Present every line in which the string "ssRBM" appears.

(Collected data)
☆ ☆ ☆

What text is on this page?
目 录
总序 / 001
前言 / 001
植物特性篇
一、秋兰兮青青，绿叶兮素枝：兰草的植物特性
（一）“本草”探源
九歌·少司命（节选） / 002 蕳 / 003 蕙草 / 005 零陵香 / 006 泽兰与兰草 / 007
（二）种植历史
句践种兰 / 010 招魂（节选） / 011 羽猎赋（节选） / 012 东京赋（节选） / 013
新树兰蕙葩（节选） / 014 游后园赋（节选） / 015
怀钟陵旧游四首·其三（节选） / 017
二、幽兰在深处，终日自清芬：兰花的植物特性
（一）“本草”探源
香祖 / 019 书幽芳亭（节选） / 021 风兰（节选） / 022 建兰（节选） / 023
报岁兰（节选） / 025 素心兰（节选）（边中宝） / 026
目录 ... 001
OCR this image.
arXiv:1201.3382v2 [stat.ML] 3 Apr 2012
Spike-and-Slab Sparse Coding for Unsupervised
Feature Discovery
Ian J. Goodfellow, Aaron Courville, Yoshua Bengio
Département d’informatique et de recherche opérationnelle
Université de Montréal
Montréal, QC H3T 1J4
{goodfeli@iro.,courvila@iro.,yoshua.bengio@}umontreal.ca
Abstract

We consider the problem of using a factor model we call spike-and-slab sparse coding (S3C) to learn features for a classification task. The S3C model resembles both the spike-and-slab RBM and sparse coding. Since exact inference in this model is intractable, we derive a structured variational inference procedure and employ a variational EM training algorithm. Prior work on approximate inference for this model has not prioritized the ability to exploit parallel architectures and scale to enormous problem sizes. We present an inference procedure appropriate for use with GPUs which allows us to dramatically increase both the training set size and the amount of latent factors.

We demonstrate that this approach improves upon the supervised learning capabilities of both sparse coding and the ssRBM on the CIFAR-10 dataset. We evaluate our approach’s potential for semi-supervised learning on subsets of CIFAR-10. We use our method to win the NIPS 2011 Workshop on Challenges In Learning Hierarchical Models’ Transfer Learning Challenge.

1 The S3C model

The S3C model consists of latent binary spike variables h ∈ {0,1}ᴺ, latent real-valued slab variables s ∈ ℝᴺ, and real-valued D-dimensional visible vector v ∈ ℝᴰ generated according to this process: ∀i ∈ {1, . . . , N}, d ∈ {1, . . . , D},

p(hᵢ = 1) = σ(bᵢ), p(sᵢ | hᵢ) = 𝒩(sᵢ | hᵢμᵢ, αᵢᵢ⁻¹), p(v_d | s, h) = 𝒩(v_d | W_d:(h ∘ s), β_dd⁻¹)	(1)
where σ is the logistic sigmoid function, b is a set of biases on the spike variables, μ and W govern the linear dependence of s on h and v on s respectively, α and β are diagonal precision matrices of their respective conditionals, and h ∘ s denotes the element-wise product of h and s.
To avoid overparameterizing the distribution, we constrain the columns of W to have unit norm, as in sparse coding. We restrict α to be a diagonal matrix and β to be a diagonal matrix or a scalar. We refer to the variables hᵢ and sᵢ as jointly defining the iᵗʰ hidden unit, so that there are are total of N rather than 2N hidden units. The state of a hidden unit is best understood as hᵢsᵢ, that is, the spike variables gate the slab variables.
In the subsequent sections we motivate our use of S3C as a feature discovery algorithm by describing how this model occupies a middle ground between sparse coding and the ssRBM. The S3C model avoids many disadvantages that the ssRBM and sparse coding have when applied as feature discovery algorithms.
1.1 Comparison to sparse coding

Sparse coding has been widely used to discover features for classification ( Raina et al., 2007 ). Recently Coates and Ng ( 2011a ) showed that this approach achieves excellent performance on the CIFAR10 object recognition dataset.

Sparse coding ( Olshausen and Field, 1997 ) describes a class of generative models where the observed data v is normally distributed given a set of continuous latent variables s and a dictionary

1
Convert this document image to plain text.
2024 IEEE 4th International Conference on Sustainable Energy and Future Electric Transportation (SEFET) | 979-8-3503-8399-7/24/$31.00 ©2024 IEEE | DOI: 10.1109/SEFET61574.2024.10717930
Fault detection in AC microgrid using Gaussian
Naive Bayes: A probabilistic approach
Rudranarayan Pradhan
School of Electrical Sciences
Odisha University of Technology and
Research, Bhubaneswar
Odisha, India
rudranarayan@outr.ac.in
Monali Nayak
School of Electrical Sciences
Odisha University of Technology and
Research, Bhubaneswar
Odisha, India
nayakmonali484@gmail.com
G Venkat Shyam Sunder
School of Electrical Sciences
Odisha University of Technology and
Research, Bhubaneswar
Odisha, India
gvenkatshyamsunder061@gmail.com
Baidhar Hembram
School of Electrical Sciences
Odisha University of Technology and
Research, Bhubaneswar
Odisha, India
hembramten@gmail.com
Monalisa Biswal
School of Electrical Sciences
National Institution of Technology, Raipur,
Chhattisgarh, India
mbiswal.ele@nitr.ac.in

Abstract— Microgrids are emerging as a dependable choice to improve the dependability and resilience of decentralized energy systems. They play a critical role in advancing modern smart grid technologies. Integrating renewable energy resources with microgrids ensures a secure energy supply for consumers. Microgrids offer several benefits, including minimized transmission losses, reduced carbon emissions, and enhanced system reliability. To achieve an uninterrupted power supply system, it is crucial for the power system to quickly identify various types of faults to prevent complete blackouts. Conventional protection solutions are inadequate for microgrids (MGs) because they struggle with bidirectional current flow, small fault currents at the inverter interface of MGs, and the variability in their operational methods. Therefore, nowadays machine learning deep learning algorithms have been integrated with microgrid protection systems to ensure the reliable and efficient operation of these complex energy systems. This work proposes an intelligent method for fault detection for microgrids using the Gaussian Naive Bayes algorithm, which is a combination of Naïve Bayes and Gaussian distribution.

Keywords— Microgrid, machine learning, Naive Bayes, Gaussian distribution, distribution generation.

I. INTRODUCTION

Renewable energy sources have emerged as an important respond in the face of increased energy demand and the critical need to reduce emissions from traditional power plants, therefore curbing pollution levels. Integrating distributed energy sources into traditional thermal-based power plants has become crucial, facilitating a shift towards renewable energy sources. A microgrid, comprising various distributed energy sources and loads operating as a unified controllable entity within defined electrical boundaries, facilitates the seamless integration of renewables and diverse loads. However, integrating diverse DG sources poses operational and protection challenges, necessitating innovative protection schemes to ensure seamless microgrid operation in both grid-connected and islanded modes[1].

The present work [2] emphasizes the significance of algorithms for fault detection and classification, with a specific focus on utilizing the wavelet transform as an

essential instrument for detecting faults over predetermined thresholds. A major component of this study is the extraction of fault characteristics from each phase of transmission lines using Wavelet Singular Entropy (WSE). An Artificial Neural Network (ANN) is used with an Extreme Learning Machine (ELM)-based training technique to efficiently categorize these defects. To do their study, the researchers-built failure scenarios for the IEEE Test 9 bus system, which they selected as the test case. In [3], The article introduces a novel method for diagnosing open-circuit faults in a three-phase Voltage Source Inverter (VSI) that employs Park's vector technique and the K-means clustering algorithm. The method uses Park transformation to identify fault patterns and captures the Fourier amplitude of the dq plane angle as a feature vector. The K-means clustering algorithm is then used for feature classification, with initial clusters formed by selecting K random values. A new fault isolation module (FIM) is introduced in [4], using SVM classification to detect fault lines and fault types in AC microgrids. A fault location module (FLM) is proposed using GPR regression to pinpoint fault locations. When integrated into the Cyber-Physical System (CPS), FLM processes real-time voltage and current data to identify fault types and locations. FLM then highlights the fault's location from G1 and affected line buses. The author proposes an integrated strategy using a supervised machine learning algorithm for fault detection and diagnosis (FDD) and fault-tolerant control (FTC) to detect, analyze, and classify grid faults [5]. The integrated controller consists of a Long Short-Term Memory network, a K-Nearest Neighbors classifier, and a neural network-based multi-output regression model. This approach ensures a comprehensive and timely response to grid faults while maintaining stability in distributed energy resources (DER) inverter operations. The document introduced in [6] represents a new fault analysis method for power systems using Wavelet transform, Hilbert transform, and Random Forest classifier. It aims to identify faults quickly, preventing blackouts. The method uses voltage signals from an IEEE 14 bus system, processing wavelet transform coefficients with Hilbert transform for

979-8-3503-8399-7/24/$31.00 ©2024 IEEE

☆ ☆ ☆

Reply to the task
We demonstrate that this approach improves upon the supervised learning capabilities of both sparse coding and the ssRBM on the CIFAR-10 dataset. We evaluate our approach’s potential for semi-supervised learning on subsets of CIFAR-10. We use our method to win the NIPS 2011 Workshop on Challenges In Learning Hierarchical Models’ Transfer Learning Challenge.
In the subsequent sections we motivate our use of S3C as a feature discovery algorithm by describing how this model occupies a middle ground between sparse coding and the ssRBM. The S3C model avoids many disadvantages that the ssRBM and sparse coding have when applied as feature discovery algorithms.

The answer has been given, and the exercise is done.